===== Records supplied
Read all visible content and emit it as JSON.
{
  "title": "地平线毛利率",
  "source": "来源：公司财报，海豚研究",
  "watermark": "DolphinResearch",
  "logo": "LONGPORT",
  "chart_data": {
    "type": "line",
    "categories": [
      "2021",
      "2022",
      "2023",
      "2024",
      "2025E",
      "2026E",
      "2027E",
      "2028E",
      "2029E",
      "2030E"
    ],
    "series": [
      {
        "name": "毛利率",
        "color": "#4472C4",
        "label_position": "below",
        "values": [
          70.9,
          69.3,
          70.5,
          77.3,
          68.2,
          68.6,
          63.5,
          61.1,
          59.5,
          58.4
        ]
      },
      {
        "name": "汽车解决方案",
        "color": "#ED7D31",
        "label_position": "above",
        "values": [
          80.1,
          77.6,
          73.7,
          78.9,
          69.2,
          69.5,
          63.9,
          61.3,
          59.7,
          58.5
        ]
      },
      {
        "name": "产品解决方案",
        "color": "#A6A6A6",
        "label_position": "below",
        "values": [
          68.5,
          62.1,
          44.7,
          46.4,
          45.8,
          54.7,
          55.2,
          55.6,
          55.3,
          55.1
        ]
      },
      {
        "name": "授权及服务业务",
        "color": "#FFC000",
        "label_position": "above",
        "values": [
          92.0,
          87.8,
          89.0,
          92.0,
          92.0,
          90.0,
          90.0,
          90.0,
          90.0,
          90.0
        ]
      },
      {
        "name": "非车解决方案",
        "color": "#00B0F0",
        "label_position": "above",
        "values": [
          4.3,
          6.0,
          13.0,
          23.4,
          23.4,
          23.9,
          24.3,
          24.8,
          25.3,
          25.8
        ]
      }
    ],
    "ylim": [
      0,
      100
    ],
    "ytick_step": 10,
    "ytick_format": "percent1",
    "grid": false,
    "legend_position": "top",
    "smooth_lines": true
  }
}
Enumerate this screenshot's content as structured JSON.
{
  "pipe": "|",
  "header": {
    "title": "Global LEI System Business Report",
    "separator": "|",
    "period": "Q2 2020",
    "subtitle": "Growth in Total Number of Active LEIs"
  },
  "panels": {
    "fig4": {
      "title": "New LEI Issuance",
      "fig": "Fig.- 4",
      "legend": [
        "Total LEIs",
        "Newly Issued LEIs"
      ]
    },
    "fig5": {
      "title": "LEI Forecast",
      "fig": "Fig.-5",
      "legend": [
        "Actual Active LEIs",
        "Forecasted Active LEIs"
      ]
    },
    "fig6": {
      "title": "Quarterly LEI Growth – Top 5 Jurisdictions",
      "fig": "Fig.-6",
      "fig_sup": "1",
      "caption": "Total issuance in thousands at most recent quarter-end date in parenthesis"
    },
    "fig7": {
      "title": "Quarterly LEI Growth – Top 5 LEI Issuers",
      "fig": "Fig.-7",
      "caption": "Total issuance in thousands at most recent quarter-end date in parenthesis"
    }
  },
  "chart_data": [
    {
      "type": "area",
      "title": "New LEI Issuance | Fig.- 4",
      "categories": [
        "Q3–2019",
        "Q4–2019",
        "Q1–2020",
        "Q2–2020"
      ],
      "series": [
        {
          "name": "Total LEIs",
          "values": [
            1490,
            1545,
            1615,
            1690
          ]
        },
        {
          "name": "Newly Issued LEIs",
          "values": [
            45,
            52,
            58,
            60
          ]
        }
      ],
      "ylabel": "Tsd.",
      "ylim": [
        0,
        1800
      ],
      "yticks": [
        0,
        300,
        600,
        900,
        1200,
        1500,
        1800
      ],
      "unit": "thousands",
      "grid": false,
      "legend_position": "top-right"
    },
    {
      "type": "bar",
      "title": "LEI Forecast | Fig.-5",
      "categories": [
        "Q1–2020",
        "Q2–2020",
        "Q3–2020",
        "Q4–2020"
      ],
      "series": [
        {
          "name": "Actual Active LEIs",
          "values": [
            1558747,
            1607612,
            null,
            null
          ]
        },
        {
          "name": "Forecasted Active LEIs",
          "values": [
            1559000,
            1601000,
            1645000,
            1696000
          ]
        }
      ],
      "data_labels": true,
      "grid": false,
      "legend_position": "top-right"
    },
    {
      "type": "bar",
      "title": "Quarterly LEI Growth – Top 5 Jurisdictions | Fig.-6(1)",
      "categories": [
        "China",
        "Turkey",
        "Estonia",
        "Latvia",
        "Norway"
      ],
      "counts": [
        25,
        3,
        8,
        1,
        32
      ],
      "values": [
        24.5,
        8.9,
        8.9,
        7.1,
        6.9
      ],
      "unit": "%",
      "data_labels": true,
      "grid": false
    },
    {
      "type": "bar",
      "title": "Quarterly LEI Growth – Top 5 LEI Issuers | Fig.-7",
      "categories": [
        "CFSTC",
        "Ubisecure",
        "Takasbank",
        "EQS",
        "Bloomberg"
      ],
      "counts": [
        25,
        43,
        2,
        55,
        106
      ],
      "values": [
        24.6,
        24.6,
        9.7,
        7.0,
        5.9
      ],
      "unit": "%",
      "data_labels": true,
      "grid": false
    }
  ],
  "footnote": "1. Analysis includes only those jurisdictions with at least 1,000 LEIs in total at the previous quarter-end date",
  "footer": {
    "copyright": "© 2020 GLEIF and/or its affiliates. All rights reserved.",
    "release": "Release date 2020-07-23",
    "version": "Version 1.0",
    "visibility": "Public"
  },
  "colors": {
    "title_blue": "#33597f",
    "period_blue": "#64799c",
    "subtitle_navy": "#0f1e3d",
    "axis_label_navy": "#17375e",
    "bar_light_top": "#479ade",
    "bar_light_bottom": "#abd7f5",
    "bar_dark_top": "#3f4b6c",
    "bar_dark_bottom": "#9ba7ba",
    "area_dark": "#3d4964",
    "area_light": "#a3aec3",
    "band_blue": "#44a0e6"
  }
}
==========
• **Exercise aim**
Quote every record above exactly.

• **Correct output**
Read all visible content and emit it as JSON.
{
  "title": "地平线毛利率",
  "source": "来源：公司财报，海豚研究",
  "watermark": "DolphinResearch",
  "logo": "LONGPORT",
  "chart_data": {
    "type": "line",
    "categories": [
      "2021",
      "2022",
      "2023",
      "2024",
      "2025E",
      "2026E",
      "2027E",
      "2028E",
      "2029E",
      "2030E"
    ],
    "series": [
      {
        "name": "毛利率",
        "color": "#4472C4",
        "label_position": "below",
        "values": [
          70.9,
          69.3,
          70.5,
          77.3,
          68.2,
          68.6,
          63.5,
          61.1,
          59.5,
          58.4
        ]
      },
      {
        "name": "汽车解决方案",
        "color": "#ED7D31",
        "label_position": "above",
        "values": [
          80.1,
          77.6,
          73.7,
          78.9,
          69.2,
          69.5,
          63.9,
          61.3,
          59.7,
          58.5
        ]
      },
      {
        "name": "产品解决方案",
        "color": "#A6A6A6",
        "label_position": "below",
        "values": [
          68.5,
          62.1,
          44.7,
          46.4,
          45.8,
          54.7,
          55.2,
          55.6,
          55.3,
          55.1
        ]
      },
      {
        "name": "授权及服务业务",
        "color": "#FFC000",
        "label_position": "above",
        "values": [
          92.0,
          87.8,
          89.0,
          92.0,
          92.0,
          90.0,
          90.0,
          90.0,
          90.0,
          90.0
        ]
      },
      {
        "name": "非车解决方案",
        "color": "#00B0F0",
        "label_position": "above",
        "values": [
          4.3,
          6.0,
          13.0,
          23.4,
          23.4,
          23.9,
          24.3,
          24.8,
          25.3,
          25.8
        ]
      }
    ],
    "ylim": [
      0,
      100
    ],
    "ytick_step": 10,
    "ytick_format": "percent1",
    "grid": false,
    "legend_position": "top",
    "smooth_lines": true
  }
}
Enumerate this screenshot's content as structured JSON.
{
  "pipe": "|",
  "header": {
    "title": "Global LEI System Business Report",
    "separator": "|",
    "period": "Q2 2020",
    "subtitle": "Growth in Total Number of Active LEIs"
  },
  "panels": {
    "fig4": {
      "title": "New LEI Issuance",
      "fig": "Fig.- 4",
      "legend": [
        "Total LEIs",
        "Newly Issued LEIs"
      ]
    },
    "fig5": {
      "title": "LEI Forecast",
      "fig": "Fig.-5",
      "legend": [
        "Actual Active LEIs",
        "Forecasted Active LEIs"
      ]
    },
    "fig6": {
      "title": "Quarterly LEI Growth – Top 5 Jurisdictions",
      "fig": "Fig.-6",
      "fig_sup": "1",
      "caption": "Total issuance in thousands at most recent quarter-end date in parenthesis"
    },
    "fig7": {
      "title": "Quarterly LEI Growth – Top 5 LEI Issuers",
      "fig": "Fig.-7",
      "caption": "Total issuance in thousands at most recent quarter-end date in parenthesis"
    }
  },
  "chart_data": [
    {
      "type": "area",
      "title": "New LEI Issuance | Fig.- 4",
      "categories": [
        "Q3–2019",
        "Q4–2019",
        "Q1–2020",
        "Q2–2020"
      ],
      "series": [
        {
          "name": "Total LEIs",
          "values": [
            1490,
            1545,
            1615,
            1690
          ]
        },
        {
          "name": "Newly Issued LEIs",
          "values": [
            45,
            52,
            58,
            60
          ]
        }
      ],
      "ylabel": "Tsd.",
      "ylim": [
        0,
        1800
      ],
      "yticks": [
        0,
        300,
        600,
        900,
        1200,
        1500,
        1800
      ],
      "unit": "thousands",
      "grid": false,
      "legend_position": "top-right"
    },
    {
      "type": "bar",
      "title": "LEI Forecast | Fig.-5",
      "categories": [
        "Q1–2020",
        "Q2–2020",
        "Q3–2020",
        "Q4–2020"
      ],
      "series": [
        {
          "name": "Actual Active LEIs",
          "values": [
            1558747,
            1607612,
            null,
            null
          ]
        },
        {
          "name": "Forecasted Active LEIs",
          "values": [
            1559000,
            1601000,
            1645000,
            1696000
          ]
        }
      ],
      "data_labels": true,
      "grid": false,
      "legend_position": "top-right"
    },
    {
      "type": "bar",
      "title": "Quarterly LEI Growth – Top 5 Jurisdictions | Fig.-6(1)",
      "categories": [
        "China",
        "Turkey",
        "Estonia",
        "Latvia",
        "Norway"
      ],
      "counts": [
        25,
        3,
        8,
        1,
        32
      ],
      "values": [
        24.5,
        8.9,
        8.9,
        7.1,
        6.9
      ],
      "unit": "%",
      "data_labels": true,
      "grid": false
    },
    {
      "type": "bar",
      "title": "Quarterly LEI Growth – Top 5 LEI Issuers | Fig.-7",
      "categories": [
        "CFSTC",
        "Ubisecure",
        "Takasbank",
        "EQS",
        "Bloomberg"
      ],
      "counts": [
        25,
        43,
        2,
        55,
        106
      ],
      "values": [
        24.6,
        24.6,
        9.7,
        7.0,
        5.9
      ],
      "unit": "%",
      "data_labels": true,
      "grid": false
    }
  ],
  "footnote": "1. Analysis includes only those jurisdictions with at least 1,000 LEIs in total at the previous quarter-end date",
  "footer": {
    "copyright": "© 2020 GLEIF and/or its affiliates. All rights reserved.",
    "release": "Release date 2020-07-23",
    "version": "Version 1.0",
    "visibility": "Public"
  },
  "colors": {
    "title_blue": "#33597f",
    "period_blue": "#64799c",
    "subtitle_navy": "#0f1e3d",
    "axis_label_navy": "#17375e",
    "bar_light_top": "#479ade",
    "bar_light_bottom": "#abd7f5",
    "bar_dark_top": "#3f4b6c",
    "bar_dark_bottom": "#9ba7ba",
    "area_dark": "#3d4964",
    "area_light": "#a3aec3",
    "band_blue": "#44a0e6"
  }
}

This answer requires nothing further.